• **WHAT THE EXERCISE ASKS**:
Beneath this sentence is a set of records; write each of them out exactly.

** Start **

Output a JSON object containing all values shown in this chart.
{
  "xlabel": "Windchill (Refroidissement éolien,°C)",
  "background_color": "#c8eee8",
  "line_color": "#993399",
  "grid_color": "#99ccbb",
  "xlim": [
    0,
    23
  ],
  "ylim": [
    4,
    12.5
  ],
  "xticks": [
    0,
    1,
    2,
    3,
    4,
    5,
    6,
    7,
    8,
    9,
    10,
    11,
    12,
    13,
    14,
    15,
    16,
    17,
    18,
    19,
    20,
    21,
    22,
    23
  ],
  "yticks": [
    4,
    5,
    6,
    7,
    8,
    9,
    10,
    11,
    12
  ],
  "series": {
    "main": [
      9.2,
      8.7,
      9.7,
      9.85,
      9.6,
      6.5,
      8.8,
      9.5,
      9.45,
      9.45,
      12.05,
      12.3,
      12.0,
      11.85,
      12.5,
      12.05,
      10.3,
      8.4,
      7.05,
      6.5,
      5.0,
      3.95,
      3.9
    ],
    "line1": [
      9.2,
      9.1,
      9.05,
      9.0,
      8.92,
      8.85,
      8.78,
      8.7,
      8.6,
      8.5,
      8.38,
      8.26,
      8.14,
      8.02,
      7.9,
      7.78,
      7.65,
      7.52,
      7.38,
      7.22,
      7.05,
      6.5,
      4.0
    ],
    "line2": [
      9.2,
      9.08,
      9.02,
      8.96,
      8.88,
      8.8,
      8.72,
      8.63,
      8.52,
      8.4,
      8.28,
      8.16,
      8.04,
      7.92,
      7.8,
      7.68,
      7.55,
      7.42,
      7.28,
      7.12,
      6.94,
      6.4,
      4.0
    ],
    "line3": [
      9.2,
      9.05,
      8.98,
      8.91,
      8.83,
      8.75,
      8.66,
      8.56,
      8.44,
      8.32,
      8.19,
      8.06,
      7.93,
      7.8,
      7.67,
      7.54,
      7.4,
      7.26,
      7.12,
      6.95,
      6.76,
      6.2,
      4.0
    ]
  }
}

** End **

• **OUTPUT OF THE EXERCISE**:
Output a JSON object containing all values shown in this chart.
{
  "xlabel": "Windchill (Refroidissement éolien,°C)",
  "background_color": "#c8eee8",
  "line_color": "#993399",
  "grid_color": "#99ccbb",
  "xlim": [
    0,
    23
  ],
  "ylim": [
    4,
    12.5
  ],
  "xticks": [
    0,
    1,
    2,
    3,
    4,
    5,
    6,
    7,
    8,
    9,
    10,
    11,
    12,
    13,
    14,
    15,
    16,
    17,
    18,
    19,
    20,
    21,
    22,
    23
  ],
  "yticks": [
    4,
    5,
    6,
    7,
    8,
    9,
    10,
    11,
    12
  ],
  "series": {
    "main": [
      9.2,
      8.7,
      9.7,
      9.85,
      9.6,
      6.5,
      8.8,
      9.5,
      9.45,
      9.45,
      12.05,
      12.3,
      12.0,
      11.85,
      12.5,
      12.05,
      10.3,
      8.4,
      7.05,
      6.5,
      5.0,
      3.95,
      3.9
    ],
    "line1": [
      9.2,
      9.1,
      9.05,
      9.0,
      8.92,
      8.85,
      8.78,
      8.7,
      8.6,
      8.5,
      8.38,
      8.26,
      8.14,
      8.02,
      7.9,
      7.78,
      7.65,
      7.52,
      7.38,
      7.22,
      7.05,
      6.5,
      4.0
    ],
    "line2": [
      9.2,
      9.08,
      9.02,
      8.96,
      8.88,
      8.8,
      8.72,
      8.63,
      8.52,
      8.4,
      8.28,
      8.16,
      8.04,
      7.92,
      7.8,
      7.68,
      7.55,
      7.42,
      7.28,
      7.12,
      6.94,
      6.4,
      4.0
    ],
    "line3": [
      9.2,
      9.05,
      8.98,
      8.91,
      8.83,
      8.75,
      8.66,
      8.56,
      8.44,
      8.32,
      8.19,
      8.06,
      7.93,
      7.8,
      7.67,
      7.54,
      7.4,
      7.26,
      7.12,
      6.95,
      6.76,
      6.2,
      4.0
    ]
  }
}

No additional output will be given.